LISTING –
####

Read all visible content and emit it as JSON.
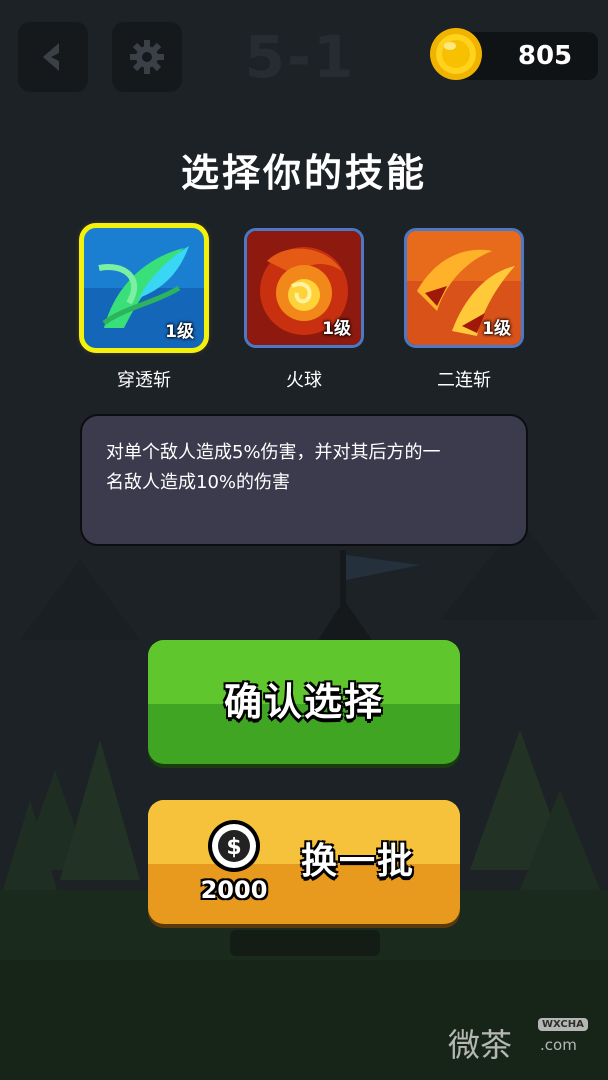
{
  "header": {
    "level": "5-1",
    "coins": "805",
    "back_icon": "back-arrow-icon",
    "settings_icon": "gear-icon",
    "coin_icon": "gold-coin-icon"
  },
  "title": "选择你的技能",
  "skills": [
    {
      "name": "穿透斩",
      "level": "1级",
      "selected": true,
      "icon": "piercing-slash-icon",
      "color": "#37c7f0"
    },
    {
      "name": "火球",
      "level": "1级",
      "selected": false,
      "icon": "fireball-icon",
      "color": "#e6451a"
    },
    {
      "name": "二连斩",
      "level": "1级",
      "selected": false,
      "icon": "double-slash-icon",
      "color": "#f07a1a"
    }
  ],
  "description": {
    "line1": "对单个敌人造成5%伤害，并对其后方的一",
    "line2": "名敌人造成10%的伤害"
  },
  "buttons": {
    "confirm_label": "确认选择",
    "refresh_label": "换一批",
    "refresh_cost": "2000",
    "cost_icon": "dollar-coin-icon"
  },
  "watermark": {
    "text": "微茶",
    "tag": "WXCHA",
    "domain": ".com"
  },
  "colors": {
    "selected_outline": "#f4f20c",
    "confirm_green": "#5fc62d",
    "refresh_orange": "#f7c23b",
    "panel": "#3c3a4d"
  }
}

####

WRITTEN INSTRUCTION –
State how many lines in the entries above include the word "icon"; reply with the number alone.

OUTPUT FOR THIS EXERCISE –
7